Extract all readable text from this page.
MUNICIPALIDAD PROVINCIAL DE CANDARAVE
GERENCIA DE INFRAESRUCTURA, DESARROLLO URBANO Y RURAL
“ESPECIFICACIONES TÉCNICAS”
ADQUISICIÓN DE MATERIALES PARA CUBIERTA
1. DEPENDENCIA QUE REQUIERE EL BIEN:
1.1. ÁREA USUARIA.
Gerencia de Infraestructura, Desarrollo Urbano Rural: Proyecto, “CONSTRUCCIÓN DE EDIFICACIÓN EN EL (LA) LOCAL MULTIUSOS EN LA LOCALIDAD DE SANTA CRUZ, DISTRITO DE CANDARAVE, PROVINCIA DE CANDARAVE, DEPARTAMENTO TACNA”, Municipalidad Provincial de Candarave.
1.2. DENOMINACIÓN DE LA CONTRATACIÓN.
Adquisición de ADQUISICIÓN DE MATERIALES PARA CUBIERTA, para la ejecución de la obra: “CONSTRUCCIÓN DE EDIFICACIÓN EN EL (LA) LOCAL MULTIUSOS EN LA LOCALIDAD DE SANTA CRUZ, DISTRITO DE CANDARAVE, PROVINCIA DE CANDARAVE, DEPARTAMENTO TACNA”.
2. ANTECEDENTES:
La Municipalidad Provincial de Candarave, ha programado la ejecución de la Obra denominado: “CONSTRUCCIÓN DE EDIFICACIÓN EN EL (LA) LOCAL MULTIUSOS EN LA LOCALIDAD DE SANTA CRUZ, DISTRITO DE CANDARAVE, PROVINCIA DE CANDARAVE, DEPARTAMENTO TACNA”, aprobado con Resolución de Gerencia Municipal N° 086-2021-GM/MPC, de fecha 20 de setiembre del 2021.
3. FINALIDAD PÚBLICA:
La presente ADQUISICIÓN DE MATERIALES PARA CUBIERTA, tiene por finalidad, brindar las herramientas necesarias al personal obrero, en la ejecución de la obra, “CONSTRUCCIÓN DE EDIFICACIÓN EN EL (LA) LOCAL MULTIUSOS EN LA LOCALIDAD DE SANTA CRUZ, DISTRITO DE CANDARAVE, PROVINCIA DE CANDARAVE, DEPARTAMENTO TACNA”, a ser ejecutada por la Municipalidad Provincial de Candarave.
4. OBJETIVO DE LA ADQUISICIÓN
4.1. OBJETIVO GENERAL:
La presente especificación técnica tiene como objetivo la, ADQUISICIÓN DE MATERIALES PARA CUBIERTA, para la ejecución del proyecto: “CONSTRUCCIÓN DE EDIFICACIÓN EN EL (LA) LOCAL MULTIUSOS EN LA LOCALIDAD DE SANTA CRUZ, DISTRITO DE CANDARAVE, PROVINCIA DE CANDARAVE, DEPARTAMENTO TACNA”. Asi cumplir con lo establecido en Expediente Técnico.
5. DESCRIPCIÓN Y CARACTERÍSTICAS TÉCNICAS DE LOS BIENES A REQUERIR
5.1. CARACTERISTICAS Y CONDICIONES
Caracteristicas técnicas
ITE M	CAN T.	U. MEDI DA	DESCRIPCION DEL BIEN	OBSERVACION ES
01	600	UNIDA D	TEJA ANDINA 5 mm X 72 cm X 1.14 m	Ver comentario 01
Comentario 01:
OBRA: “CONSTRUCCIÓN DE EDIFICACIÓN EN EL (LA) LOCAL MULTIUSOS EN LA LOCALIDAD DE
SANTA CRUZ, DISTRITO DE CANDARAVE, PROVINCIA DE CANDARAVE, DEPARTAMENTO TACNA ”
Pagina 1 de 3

-------

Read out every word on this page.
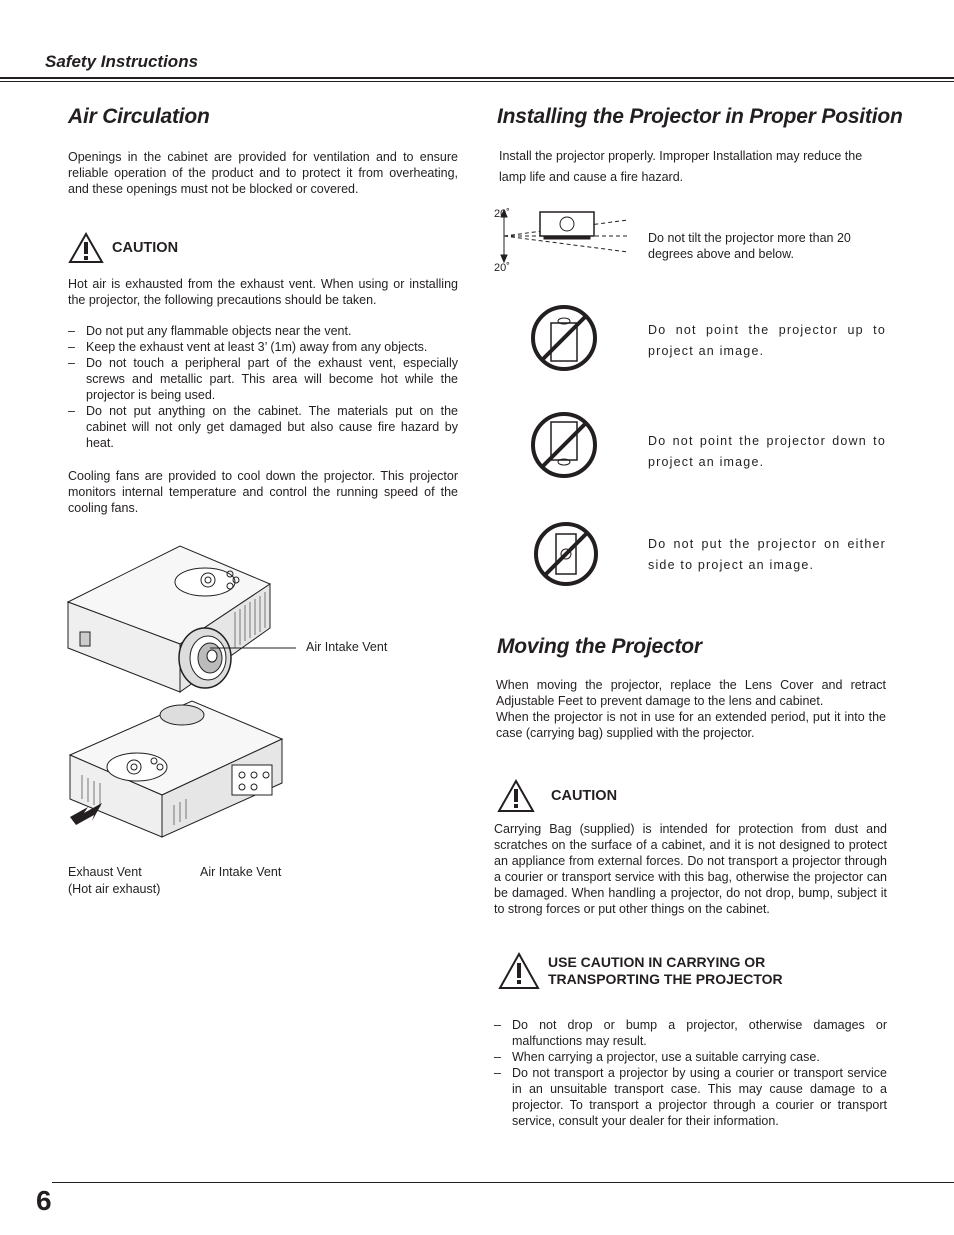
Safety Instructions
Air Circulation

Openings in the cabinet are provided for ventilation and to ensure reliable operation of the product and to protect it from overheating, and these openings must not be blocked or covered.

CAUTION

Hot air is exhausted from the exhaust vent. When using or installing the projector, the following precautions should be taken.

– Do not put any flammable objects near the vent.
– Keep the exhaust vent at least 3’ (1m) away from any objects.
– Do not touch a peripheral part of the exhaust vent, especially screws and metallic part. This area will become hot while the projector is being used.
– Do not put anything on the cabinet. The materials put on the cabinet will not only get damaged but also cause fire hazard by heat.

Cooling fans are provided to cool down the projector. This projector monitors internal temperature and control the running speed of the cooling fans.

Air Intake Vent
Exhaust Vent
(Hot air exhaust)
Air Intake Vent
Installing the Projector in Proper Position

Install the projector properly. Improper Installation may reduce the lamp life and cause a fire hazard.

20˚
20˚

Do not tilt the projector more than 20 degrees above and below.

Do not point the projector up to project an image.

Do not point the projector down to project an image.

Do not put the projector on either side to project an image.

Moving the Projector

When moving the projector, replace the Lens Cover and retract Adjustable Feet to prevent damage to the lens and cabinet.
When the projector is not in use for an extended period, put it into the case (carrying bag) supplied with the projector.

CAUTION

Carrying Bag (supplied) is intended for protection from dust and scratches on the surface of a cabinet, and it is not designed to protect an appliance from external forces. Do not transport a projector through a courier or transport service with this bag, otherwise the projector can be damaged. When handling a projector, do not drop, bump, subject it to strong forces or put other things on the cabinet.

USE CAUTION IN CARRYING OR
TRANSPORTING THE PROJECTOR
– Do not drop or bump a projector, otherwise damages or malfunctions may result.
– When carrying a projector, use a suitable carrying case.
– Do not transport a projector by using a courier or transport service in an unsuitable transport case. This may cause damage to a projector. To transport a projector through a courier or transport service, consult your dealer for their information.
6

-------

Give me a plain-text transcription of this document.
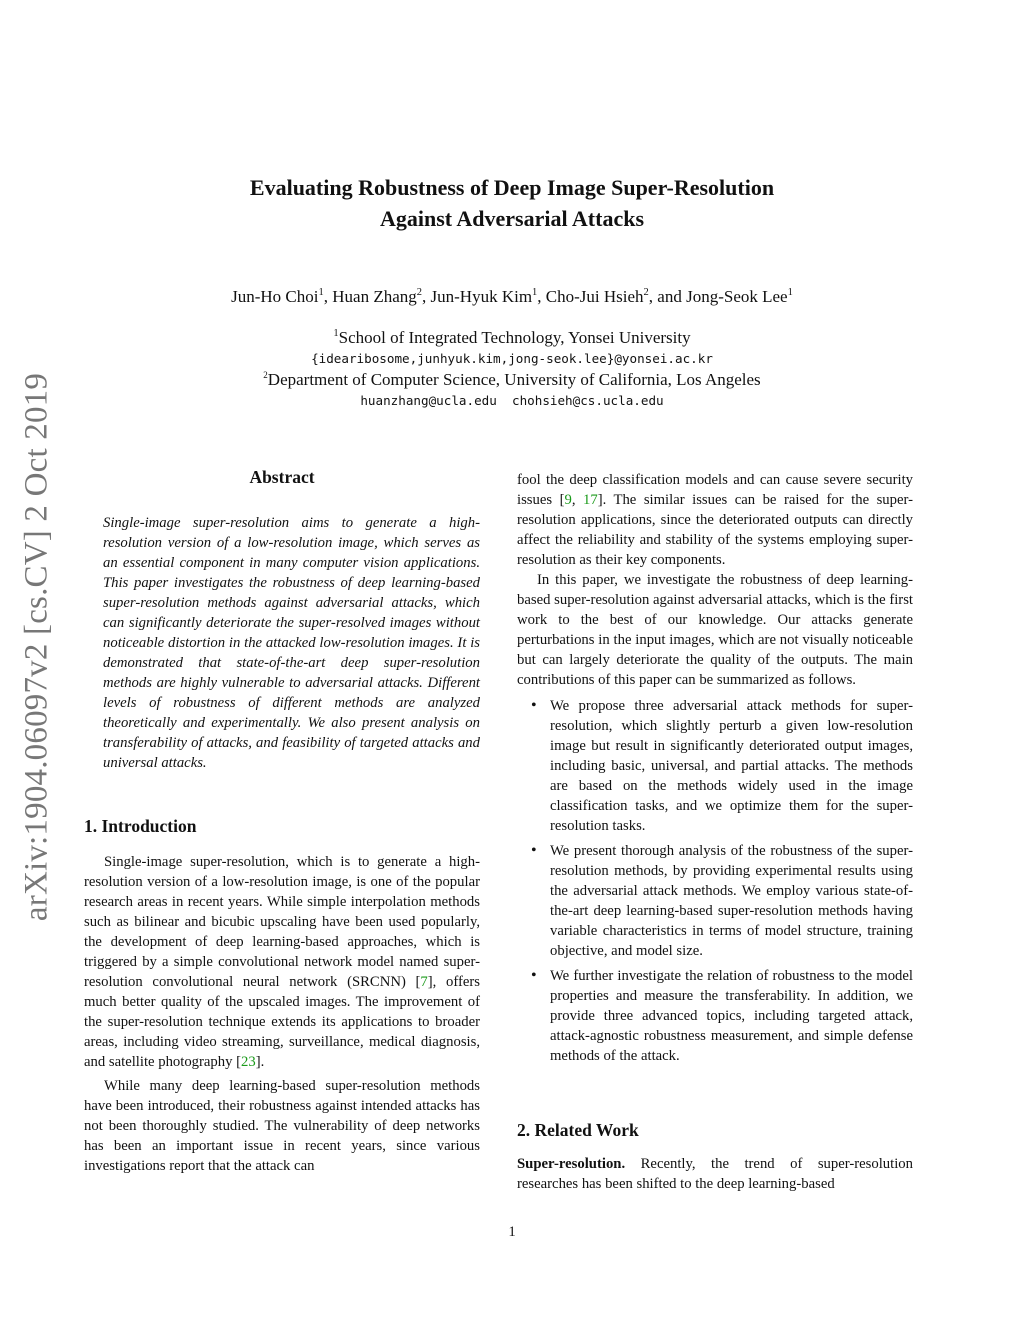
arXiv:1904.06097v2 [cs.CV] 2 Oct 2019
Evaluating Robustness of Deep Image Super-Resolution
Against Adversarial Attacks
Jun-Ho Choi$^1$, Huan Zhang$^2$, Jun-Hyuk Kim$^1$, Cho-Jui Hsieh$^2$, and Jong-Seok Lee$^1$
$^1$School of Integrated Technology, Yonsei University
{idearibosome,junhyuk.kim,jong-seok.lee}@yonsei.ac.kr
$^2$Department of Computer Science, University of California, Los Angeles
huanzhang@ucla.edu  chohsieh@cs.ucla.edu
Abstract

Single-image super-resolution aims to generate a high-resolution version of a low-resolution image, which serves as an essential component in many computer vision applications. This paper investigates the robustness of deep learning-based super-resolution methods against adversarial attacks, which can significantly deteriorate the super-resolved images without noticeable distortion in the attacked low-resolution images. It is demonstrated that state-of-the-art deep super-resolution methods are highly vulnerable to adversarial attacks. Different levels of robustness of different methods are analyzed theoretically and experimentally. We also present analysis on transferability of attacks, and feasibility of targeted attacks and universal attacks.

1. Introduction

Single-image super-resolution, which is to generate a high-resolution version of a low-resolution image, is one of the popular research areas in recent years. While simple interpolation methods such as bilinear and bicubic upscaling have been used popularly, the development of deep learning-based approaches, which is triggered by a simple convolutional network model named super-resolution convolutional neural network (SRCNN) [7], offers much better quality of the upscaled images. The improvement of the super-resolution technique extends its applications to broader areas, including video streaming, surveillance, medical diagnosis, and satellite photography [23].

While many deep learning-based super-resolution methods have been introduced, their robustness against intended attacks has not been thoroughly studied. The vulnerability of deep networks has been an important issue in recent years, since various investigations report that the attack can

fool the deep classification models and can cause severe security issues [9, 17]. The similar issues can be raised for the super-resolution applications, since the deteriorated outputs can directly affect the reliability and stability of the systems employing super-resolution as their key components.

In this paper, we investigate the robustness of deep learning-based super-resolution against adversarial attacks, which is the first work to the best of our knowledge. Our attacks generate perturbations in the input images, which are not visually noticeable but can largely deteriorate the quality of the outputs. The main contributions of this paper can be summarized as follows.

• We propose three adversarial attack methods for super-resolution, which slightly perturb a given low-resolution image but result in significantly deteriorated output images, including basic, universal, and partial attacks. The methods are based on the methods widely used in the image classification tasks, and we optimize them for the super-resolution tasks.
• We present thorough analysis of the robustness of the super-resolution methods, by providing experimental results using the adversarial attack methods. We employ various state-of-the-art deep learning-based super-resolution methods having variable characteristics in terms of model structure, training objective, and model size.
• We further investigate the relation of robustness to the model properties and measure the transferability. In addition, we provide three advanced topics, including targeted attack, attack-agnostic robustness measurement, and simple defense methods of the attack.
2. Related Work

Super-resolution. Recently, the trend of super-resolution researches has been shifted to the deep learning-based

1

-------

TASK INSTRUCTIONS: Look over the listing above. Pick out and copy every line that includes "deteriorated".

SOLUTION FOR THIS PROBLEM:
fool the deep classification models and can cause severe security issues [9, 17]. The similar issues can be raised for the super-resolution applications, since the deteriorated outputs can directly affect the reliability and stability of the systems employing super-resolution as their key components.
• We propose three adversarial attack methods for super-resolution, which slightly perturb a given low-resolution image but result in significantly deteriorated output images, including basic, universal, and partial attacks. The methods are based on the methods widely used in the image classification tasks, and we optimize them for the super-resolution tasks.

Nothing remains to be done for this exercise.